GIVEN REQUEST:
Write out the full set of records below exactly.

SUPPLIED DATA:
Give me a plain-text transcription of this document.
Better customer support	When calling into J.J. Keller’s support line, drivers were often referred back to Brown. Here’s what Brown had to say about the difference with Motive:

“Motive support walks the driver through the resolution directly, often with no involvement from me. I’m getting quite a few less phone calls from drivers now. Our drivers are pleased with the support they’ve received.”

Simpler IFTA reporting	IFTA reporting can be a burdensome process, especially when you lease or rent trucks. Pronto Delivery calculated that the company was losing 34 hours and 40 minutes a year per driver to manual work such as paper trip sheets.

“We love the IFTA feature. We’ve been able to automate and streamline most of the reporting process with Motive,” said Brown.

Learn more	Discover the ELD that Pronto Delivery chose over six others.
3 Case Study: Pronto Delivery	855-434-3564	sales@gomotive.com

OUTPUT BELOW:
Give me a plain-text transcription of this document.
Better customer support	When calling into J.J. Keller’s support line, drivers were often referred back to Brown. Here’s what Brown had to say about the difference with Motive:

“Motive support walks the driver through the resolution directly, often with no involvement from me. I’m getting quite a few less phone calls from drivers now. Our drivers are pleased with the support they’ve received.”

Simpler IFTA reporting	IFTA reporting can be a burdensome process, especially when you lease or rent trucks. Pronto Delivery calculated that the company was losing 34 hours and 40 minutes a year per driver to manual work such as paper trip sheets.

“We love the IFTA feature. We’ve been able to automate and streamline most of the reporting process with Motive,” said Brown.

Learn more	Discover the ELD that Pronto Delivery chose over six others.
3 Case Study: Pronto Delivery	855-434-3564	sales@gomotive.com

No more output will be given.